WHAT THE TASK ASKS: Please write out exactly the lines that begin at the line containing "What text is on this page?" and run to the end of the records.

————

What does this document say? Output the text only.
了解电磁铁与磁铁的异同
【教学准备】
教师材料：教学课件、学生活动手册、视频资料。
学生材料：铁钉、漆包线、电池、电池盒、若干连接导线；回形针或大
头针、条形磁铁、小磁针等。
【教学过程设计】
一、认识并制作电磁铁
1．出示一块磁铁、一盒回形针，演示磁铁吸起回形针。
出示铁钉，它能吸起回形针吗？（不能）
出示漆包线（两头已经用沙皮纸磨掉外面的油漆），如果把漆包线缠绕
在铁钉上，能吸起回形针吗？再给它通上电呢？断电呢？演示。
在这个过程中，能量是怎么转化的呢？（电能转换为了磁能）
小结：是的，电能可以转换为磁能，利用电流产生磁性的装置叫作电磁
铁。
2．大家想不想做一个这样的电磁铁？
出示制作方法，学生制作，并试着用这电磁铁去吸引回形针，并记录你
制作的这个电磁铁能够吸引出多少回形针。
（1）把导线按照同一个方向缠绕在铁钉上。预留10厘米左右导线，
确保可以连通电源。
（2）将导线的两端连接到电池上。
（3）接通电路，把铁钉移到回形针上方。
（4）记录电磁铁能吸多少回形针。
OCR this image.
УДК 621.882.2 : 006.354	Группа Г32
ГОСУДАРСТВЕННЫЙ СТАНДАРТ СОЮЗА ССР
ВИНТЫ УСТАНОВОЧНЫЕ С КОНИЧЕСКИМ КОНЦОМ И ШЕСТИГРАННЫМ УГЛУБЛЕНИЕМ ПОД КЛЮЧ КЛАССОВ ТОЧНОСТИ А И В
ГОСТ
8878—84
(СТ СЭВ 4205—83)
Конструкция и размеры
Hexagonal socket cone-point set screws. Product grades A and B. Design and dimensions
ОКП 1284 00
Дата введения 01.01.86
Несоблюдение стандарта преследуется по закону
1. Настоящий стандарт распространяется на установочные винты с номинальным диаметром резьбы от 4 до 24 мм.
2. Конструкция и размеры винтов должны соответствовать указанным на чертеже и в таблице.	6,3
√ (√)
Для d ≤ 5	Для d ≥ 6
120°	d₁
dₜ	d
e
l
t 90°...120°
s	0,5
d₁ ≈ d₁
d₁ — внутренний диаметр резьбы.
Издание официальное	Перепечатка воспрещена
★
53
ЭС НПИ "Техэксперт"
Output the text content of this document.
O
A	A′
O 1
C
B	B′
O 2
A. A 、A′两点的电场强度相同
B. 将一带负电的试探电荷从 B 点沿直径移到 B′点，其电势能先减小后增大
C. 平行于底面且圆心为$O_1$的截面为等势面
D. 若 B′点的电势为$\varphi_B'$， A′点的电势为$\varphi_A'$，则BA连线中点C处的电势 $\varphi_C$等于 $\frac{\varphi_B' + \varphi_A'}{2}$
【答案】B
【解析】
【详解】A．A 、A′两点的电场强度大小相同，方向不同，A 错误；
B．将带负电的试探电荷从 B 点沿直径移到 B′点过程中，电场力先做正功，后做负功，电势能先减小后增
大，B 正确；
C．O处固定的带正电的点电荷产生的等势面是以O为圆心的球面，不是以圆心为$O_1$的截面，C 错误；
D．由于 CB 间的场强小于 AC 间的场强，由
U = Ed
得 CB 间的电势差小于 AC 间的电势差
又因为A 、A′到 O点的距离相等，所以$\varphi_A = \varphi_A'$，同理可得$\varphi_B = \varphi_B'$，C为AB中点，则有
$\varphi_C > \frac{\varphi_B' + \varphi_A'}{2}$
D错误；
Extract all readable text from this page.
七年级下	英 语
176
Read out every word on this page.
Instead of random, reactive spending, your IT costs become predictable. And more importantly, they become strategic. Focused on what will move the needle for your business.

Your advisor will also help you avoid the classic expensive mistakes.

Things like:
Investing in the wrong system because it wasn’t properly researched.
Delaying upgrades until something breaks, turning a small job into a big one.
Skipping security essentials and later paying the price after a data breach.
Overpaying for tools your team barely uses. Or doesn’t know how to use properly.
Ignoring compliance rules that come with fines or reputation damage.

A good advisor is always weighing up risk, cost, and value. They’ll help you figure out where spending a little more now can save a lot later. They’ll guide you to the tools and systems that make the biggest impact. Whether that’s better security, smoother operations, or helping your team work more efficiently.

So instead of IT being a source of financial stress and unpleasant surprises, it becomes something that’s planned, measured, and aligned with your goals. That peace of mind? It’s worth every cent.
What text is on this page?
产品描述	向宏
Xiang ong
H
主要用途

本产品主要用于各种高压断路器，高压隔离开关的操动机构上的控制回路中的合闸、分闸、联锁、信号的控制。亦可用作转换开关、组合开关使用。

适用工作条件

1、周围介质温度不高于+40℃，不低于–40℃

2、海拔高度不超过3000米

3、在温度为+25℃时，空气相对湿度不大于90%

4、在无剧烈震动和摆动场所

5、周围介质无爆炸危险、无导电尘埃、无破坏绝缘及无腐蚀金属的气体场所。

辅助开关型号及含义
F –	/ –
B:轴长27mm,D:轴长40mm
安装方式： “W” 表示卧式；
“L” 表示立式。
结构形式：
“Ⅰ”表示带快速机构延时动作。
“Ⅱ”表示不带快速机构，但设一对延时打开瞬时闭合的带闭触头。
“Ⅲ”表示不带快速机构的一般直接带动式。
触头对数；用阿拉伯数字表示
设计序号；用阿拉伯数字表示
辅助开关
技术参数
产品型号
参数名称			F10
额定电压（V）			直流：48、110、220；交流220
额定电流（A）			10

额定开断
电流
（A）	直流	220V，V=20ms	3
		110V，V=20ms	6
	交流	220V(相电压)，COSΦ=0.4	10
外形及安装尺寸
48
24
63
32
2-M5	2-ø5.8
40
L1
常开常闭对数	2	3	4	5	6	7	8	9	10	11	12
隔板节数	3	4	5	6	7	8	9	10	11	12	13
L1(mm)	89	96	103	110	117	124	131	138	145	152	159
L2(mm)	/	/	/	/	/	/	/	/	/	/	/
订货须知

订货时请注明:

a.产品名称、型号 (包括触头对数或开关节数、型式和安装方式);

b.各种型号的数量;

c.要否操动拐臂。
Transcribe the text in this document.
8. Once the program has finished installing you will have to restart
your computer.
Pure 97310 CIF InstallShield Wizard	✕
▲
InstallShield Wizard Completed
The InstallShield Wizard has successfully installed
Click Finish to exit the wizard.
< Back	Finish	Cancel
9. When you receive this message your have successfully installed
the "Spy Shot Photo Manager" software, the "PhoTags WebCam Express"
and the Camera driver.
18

————

TASK RESULT:
What text is on this page?
产品描述	向宏
Xiang ong
H
主要用途

本产品主要用于各种高压断路器，高压隔离开关的操动机构上的控制回路中的合闸、分闸、联锁、信号的控制。亦可用作转换开关、组合开关使用。

适用工作条件

1、周围介质温度不高于+40℃，不低于–40℃

2、海拔高度不超过3000米

3、在温度为+25℃时，空气相对湿度不大于90%

4、在无剧烈震动和摆动场所

5、周围介质无爆炸危险、无导电尘埃、无破坏绝缘及无腐蚀金属的气体场所。

辅助开关型号及含义
F –	/ –
B:轴长27mm,D:轴长40mm
安装方式： “W” 表示卧式；
“L” 表示立式。
结构形式：
“Ⅰ”表示带快速机构延时动作。
“Ⅱ”表示不带快速机构，但设一对延时打开瞬时闭合的带闭触头。
“Ⅲ”表示不带快速机构的一般直接带动式。
触头对数；用阿拉伯数字表示
设计序号；用阿拉伯数字表示
辅助开关
技术参数
产品型号
参数名称			F10
额定电压（V）			直流：48、110、220；交流220
额定电流（A）			10

额定开断
电流
（A）	直流	220V，V=20ms	3
		110V，V=20ms	6
	交流	220V(相电压)，COSΦ=0.4	10
外形及安装尺寸
48
24
63
32
2-M5	2-ø5.8
40
L1
常开常闭对数	2	3	4	5	6	7	8	9	10	11	12
隔板节数	3	4	5	6	7	8	9	10	11	12	13
L1(mm)	89	96	103	110	117	124	131	138	145	152	159
L2(mm)	/	/	/	/	/	/	/	/	/	/	/
订货须知

订货时请注明:

a.产品名称、型号 (包括触头对数或开关节数、型式和安装方式);

b.各种型号的数量;

c.要否操动拐臂。
Transcribe the text in this document.
8. Once the program has finished installing you will have to restart
your computer.
Pure 97310 CIF InstallShield Wizard	✕
▲
InstallShield Wizard Completed
The InstallShield Wizard has successfully installed
Click Finish to exit the wizard.
< Back	Finish	Cancel
9. When you receive this message your have successfully installed
the "Spy Shot Photo Manager" software, the "PhoTags WebCam Express"
and the Camera driver.
18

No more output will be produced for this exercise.